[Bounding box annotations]
+---+
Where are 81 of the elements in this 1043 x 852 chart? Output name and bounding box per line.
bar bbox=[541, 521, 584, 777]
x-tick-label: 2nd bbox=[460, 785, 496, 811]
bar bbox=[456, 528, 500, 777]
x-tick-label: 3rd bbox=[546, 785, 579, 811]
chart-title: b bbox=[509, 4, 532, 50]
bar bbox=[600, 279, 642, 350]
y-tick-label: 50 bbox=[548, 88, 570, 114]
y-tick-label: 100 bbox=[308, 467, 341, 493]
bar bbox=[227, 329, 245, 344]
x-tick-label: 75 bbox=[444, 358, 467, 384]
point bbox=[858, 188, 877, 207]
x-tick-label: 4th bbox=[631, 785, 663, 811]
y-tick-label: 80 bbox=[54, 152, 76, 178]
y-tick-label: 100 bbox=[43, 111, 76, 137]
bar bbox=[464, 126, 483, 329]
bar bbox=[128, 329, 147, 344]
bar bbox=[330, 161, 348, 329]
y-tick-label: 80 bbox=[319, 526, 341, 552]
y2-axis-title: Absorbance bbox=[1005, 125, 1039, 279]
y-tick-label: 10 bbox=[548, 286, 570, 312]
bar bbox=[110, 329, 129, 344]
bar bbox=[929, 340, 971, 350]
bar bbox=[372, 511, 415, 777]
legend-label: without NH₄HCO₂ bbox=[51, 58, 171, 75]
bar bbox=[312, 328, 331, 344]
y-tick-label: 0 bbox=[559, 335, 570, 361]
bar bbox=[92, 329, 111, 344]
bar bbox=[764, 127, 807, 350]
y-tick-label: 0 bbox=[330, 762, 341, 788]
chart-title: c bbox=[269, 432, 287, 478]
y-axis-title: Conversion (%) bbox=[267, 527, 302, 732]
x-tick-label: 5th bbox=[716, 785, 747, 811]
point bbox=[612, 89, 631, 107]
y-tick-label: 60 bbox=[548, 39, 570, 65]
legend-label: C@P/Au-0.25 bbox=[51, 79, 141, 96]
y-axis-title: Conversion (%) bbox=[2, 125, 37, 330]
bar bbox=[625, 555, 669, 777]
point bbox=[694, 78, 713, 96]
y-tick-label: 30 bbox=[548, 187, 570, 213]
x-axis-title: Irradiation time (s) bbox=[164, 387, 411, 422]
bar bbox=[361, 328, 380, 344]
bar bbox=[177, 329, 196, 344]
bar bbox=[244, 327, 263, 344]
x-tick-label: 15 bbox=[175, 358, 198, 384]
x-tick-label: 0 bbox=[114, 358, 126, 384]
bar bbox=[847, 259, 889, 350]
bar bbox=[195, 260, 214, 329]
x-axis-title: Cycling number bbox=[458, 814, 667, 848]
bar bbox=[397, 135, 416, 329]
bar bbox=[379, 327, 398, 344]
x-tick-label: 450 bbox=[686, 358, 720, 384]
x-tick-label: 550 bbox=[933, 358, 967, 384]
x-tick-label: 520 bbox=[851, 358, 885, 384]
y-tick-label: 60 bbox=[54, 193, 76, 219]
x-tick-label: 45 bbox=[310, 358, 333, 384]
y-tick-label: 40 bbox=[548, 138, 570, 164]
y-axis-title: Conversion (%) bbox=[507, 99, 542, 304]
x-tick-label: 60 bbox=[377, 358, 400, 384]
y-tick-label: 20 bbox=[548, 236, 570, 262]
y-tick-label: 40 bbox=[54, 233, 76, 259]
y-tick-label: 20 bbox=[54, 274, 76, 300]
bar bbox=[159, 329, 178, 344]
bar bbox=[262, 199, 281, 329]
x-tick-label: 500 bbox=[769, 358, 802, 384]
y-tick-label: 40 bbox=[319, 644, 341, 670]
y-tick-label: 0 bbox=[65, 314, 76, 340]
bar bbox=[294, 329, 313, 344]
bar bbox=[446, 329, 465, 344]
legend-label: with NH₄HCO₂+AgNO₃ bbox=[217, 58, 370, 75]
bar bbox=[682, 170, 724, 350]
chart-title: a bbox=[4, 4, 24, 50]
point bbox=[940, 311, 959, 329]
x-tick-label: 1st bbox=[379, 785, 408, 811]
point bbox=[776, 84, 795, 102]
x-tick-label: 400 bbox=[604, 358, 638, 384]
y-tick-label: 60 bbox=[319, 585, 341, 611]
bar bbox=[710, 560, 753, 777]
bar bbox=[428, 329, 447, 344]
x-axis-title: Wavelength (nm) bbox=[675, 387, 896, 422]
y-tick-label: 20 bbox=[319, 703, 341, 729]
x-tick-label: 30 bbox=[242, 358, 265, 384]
+---+
▶ **Required task**
Print all of the lines above again, character for character, with nothing changed.

▶ **Result for this task**
Where are 81 of the elements in this 1043 x 852 chart? Output name and bounding box per line.
bar bbox=[541, 521, 584, 777]
x-tick-label: 2nd bbox=[460, 785, 496, 811]
bar bbox=[456, 528, 500, 777]
x-tick-label: 3rd bbox=[546, 785, 579, 811]
chart-title: b bbox=[509, 4, 532, 50]
bar bbox=[600, 279, 642, 350]
y-tick-label: 50 bbox=[548, 88, 570, 114]
y-tick-label: 100 bbox=[308, 467, 341, 493]
bar bbox=[227, 329, 245, 344]
x-tick-label: 75 bbox=[444, 358, 467, 384]
point bbox=[858, 188, 877, 207]
x-tick-label: 4th bbox=[631, 785, 663, 811]
y-tick-label: 80 bbox=[54, 152, 76, 178]
y-tick-label: 100 bbox=[43, 111, 76, 137]
bar bbox=[464, 126, 483, 329]
bar bbox=[128, 329, 147, 344]
bar bbox=[330, 161, 348, 329]
y-tick-label: 80 bbox=[319, 526, 341, 552]
y2-axis-title: Absorbance bbox=[1005, 125, 1039, 279]
y-tick-label: 10 bbox=[548, 286, 570, 312]
bar bbox=[110, 329, 129, 344]
bar bbox=[929, 340, 971, 350]
bar bbox=[372, 511, 415, 777]
legend-label: without NH₄HCO₂ bbox=[51, 58, 171, 75]
bar bbox=[312, 328, 331, 344]
y-tick-label: 0 bbox=[559, 335, 570, 361]
bar bbox=[92, 329, 111, 344]
bar bbox=[764, 127, 807, 350]
y-tick-label: 0 bbox=[330, 762, 341, 788]
chart-title: c bbox=[269, 432, 287, 478]
y-axis-title: Conversion (%) bbox=[267, 527, 302, 732]
x-tick-label: 5th bbox=[716, 785, 747, 811]
point bbox=[612, 89, 631, 107]
y-tick-label: 60 bbox=[548, 39, 570, 65]
legend-label: C@P/Au-0.25 bbox=[51, 79, 141, 96]
y-axis-title: Conversion (%) bbox=[2, 125, 37, 330]
bar bbox=[625, 555, 669, 777]
point bbox=[694, 78, 713, 96]
y-tick-label: 30 bbox=[548, 187, 570, 213]
x-axis-title: Irradiation time (s) bbox=[164, 387, 411, 422]
bar bbox=[361, 328, 380, 344]
bar bbox=[177, 329, 196, 344]
bar bbox=[244, 327, 263, 344]
x-tick-label: 15 bbox=[175, 358, 198, 384]
x-tick-label: 0 bbox=[114, 358, 126, 384]
bar bbox=[847, 259, 889, 350]
bar bbox=[195, 260, 214, 329]
x-axis-title: Cycling number bbox=[458, 814, 667, 848]
bar bbox=[397, 135, 416, 329]
bar bbox=[379, 327, 398, 344]
x-tick-label: 450 bbox=[686, 358, 720, 384]
x-tick-label: 550 bbox=[933, 358, 967, 384]
x-tick-label: 520 bbox=[851, 358, 885, 384]
y-tick-label: 60 bbox=[54, 193, 76, 219]
x-tick-label: 45 bbox=[310, 358, 333, 384]
y-tick-label: 40 bbox=[548, 138, 570, 164]
y-axis-title: Conversion (%) bbox=[507, 99, 542, 304]
x-tick-label: 60 bbox=[377, 358, 400, 384]
y-tick-label: 20 bbox=[548, 236, 570, 262]
y-tick-label: 40 bbox=[54, 233, 76, 259]
y-tick-label: 20 bbox=[54, 274, 76, 300]
bar bbox=[159, 329, 178, 344]
bar bbox=[262, 199, 281, 329]
x-tick-label: 500 bbox=[769, 358, 802, 384]
y-tick-label: 40 bbox=[319, 644, 341, 670]
y-tick-label: 0 bbox=[65, 314, 76, 340]
bar bbox=[294, 329, 313, 344]
bar bbox=[446, 329, 465, 344]
legend-label: with NH₄HCO₂+AgNO₃ bbox=[217, 58, 370, 75]
bar bbox=[682, 170, 724, 350]
chart-title: a bbox=[4, 4, 24, 50]
point bbox=[940, 311, 959, 329]
x-tick-label: 1st bbox=[379, 785, 408, 811]
point bbox=[776, 84, 795, 102]
x-tick-label: 400 bbox=[604, 358, 638, 384]
y-tick-label: 60 bbox=[319, 585, 341, 611]
bar bbox=[710, 560, 753, 777]
bar bbox=[428, 329, 447, 344]
x-axis-title: Wavelength (nm) bbox=[675, 387, 896, 422]
y-tick-label: 20 bbox=[319, 703, 341, 729]
x-tick-label: 30 bbox=[242, 358, 265, 384]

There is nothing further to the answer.